• _TASK OBJECTIVE_: Beginning at the line containing "Give me the" and continuing to the end of the records below, give each line again exactly as it stands, and only those lines.

----- MATERIAL TO PROCESS

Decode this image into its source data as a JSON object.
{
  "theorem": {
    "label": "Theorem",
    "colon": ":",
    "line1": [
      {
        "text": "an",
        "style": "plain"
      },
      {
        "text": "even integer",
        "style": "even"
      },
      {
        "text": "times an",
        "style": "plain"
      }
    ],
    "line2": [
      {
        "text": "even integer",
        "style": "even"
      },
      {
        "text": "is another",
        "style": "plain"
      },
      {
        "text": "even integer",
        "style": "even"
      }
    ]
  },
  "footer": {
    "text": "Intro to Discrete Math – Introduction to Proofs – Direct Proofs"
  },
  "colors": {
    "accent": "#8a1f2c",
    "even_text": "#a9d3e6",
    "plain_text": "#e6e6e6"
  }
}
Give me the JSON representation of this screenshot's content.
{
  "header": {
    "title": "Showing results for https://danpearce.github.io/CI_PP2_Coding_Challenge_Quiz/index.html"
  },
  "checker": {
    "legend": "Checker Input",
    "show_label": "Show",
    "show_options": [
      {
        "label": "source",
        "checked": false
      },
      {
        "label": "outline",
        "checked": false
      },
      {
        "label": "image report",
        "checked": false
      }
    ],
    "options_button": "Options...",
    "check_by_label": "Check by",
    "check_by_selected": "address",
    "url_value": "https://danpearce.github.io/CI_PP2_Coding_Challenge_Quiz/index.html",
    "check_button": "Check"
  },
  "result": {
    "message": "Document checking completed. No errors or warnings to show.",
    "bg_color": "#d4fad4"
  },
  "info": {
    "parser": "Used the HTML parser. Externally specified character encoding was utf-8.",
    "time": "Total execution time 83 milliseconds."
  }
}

----------

• _FULL ANSWER_:
Give me the JSON representation of this screenshot's content.
{
  "header": {
    "title": "Showing results for https://danpearce.github.io/CI_PP2_Coding_Challenge_Quiz/index.html"
  },
  "checker": {
    "legend": "Checker Input",
    "show_label": "Show",
    "show_options": [
      {
        "label": "source",
        "checked": false
      },
      {
        "label": "outline",
        "checked": false
      },
      {
        "label": "image report",
        "checked": false
      }
    ],
    "options_button": "Options...",
    "check_by_label": "Check by",
    "check_by_selected": "address",
    "url_value": "https://danpearce.github.io/CI_PP2_Coding_Challenge_Quiz/index.html",
    "check_button": "Check"
  },
  "result": {
    "message": "Document checking completed. No errors or warnings to show.",
    "bg_color": "#d4fad4"
  },
  "info": {
    "parser": "Used the HTML parser. Externally specified character encoding was utf-8.",
    "time": "Total execution time 83 milliseconds."
  }
}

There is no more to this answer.